* Begin *

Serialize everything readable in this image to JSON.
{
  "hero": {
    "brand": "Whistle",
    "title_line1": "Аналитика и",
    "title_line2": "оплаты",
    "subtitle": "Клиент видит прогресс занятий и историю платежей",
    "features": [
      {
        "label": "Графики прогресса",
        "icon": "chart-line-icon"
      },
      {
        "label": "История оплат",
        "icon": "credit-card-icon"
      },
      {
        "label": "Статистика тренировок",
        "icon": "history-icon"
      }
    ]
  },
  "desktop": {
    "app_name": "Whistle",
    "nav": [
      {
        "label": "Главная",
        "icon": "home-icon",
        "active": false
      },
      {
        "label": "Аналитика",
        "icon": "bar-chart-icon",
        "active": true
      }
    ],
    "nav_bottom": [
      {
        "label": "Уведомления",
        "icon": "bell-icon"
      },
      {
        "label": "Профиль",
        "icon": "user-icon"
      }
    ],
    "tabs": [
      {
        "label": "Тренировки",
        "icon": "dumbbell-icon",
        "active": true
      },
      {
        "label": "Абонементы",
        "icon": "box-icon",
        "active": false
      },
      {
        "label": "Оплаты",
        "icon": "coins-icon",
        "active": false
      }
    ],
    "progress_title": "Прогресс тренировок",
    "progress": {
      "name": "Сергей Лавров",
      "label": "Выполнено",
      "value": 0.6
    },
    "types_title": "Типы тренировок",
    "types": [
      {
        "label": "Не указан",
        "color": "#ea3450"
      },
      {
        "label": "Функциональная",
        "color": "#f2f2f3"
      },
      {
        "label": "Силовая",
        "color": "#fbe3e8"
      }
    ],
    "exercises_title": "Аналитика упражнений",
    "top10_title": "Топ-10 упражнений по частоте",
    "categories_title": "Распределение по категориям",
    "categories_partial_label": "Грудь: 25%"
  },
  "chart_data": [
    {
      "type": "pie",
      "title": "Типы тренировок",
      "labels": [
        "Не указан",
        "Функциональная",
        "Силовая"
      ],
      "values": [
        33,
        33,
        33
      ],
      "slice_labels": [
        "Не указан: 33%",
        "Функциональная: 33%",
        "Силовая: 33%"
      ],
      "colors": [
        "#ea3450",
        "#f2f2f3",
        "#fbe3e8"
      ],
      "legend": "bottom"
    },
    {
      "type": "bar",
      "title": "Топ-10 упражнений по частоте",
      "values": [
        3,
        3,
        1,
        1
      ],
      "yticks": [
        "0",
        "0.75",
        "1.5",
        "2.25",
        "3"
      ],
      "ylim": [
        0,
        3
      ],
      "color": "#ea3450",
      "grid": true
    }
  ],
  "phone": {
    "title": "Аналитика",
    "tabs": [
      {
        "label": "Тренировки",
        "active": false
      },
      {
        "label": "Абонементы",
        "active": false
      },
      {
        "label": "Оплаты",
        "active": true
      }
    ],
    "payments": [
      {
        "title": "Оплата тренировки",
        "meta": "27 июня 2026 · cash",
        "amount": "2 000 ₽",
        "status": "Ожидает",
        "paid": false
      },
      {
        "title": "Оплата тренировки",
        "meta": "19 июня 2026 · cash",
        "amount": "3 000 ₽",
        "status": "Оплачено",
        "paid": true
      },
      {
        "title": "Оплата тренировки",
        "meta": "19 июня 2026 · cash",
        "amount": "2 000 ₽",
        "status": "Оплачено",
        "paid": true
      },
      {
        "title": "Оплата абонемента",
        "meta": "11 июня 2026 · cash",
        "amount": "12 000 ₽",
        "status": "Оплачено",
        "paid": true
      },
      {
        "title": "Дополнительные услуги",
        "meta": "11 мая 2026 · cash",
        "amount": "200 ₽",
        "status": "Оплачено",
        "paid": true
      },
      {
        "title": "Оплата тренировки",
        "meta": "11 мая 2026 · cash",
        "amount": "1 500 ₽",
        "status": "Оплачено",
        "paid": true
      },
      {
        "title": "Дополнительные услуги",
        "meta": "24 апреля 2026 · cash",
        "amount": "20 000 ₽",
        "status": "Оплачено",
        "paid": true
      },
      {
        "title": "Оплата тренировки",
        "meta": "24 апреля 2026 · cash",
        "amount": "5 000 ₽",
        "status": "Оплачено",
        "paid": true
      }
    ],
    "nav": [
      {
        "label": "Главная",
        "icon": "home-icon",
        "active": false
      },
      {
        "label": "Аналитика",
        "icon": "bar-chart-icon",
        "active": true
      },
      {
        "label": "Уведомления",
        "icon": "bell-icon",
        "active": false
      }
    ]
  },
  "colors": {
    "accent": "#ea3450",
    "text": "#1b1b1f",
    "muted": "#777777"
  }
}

* End *

* **Written exercise**
Reproduce every record, matching each line exactly.

* **Solution for this problem**
Serialize everything readable in this image to JSON.
{
  "hero": {
    "brand": "Whistle",
    "title_line1": "Аналитика и",
    "title_line2": "оплаты",
    "subtitle": "Клиент видит прогресс занятий и историю платежей",
    "features": [
      {
        "label": "Графики прогресса",
        "icon": "chart-line-icon"
      },
      {
        "label": "История оплат",
        "icon": "credit-card-icon"
      },
      {
        "label": "Статистика тренировок",
        "icon": "history-icon"
      }
    ]
  },
  "desktop": {
    "app_name": "Whistle",
    "nav": [
      {
        "label": "Главная",
        "icon": "home-icon",
        "active": false
      },
      {
        "label": "Аналитика",
        "icon": "bar-chart-icon",
        "active": true
      }
    ],
    "nav_bottom": [
      {
        "label": "Уведомления",
        "icon": "bell-icon"
      },
      {
        "label": "Профиль",
        "icon": "user-icon"
      }
    ],
    "tabs": [
      {
        "label": "Тренировки",
        "icon": "dumbbell-icon",
        "active": true
      },
      {
        "label": "Абонементы",
        "icon": "box-icon",
        "active": false
      },
      {
        "label": "Оплаты",
        "icon": "coins-icon",
        "active": false
      }
    ],
    "progress_title": "Прогресс тренировок",
    "progress": {
      "name": "Сергей Лавров",
      "label": "Выполнено",
      "value": 0.6
    },
    "types_title": "Типы тренировок",
    "types": [
      {
        "label": "Не указан",
        "color": "#ea3450"
      },
      {
        "label": "Функциональная",
        "color": "#f2f2f3"
      },
      {
        "label": "Силовая",
        "color": "#fbe3e8"
      }
    ],
    "exercises_title": "Аналитика упражнений",
    "top10_title": "Топ-10 упражнений по частоте",
    "categories_title": "Распределение по категориям",
    "categories_partial_label": "Грудь: 25%"
  },
  "chart_data": [
    {
      "type": "pie",
      "title": "Типы тренировок",
      "labels": [
        "Не указан",
        "Функциональная",
        "Силовая"
      ],
      "values": [
        33,
        33,
        33
      ],
      "slice_labels": [
        "Не указан: 33%",
        "Функциональная: 33%",
        "Силовая: 33%"
      ],
      "colors": [
        "#ea3450",
        "#f2f2f3",
        "#fbe3e8"
      ],
      "legend": "bottom"
    },
    {
      "type": "bar",
      "title": "Топ-10 упражнений по частоте",
      "values": [
        3,
        3,
        1,
        1
      ],
      "yticks": [
        "0",
        "0.75",
        "1.5",
        "2.25",
        "3"
      ],
      "ylim": [
        0,
        3
      ],
      "color": "#ea3450",
      "grid": true
    }
  ],
  "phone": {
    "title": "Аналитика",
    "tabs": [
      {
        "label": "Тренировки",
        "active": false
      },
      {
        "label": "Абонементы",
        "active": false
      },
      {
        "label": "Оплаты",
        "active": true
      }
    ],
    "payments": [
      {
        "title": "Оплата тренировки",
        "meta": "27 июня 2026 · cash",
        "amount": "2 000 ₽",
        "status": "Ожидает",
        "paid": false
      },
      {
        "title": "Оплата тренировки",
        "meta": "19 июня 2026 · cash",
        "amount": "3 000 ₽",
        "status": "Оплачено",
        "paid": true
      },
      {
        "title": "Оплата тренировки",
        "meta": "19 июня 2026 · cash",
        "amount": "2 000 ₽",
        "status": "Оплачено",
        "paid": true
      },
      {
        "title": "Оплата абонемента",
        "meta": "11 июня 2026 · cash",
        "amount": "12 000 ₽",
        "status": "Оплачено",
        "paid": true
      },
      {
        "title": "Дополнительные услуги",
        "meta": "11 мая 2026 · cash",
        "amount": "200 ₽",
        "status": "Оплачено",
        "paid": true
      },
      {
        "title": "Оплата тренировки",
        "meta": "11 мая 2026 · cash",
        "amount": "1 500 ₽",
        "status": "Оплачено",
        "paid": true
      },
      {
        "title": "Дополнительные услуги",
        "meta": "24 апреля 2026 · cash",
        "amount": "20 000 ₽",
        "status": "Оплачено",
        "paid": true
      },
      {
        "title": "Оплата тренировки",
        "meta": "24 апреля 2026 · cash",
        "amount": "5 000 ₽",
        "status": "Оплачено",
        "paid": true
      }
    ],
    "nav": [
      {
        "label": "Главная",
        "icon": "home-icon",
        "active": false
      },
      {
        "label": "Аналитика",
        "icon": "bar-chart-icon",
        "active": true
      },
      {
        "label": "Уведомления",
        "icon": "bell-icon",
        "active": false
      }
    ]
  },
  "colors": {
    "accent": "#ea3450",
    "text": "#1b1b1f",
    "muted": "#777777"
  }
}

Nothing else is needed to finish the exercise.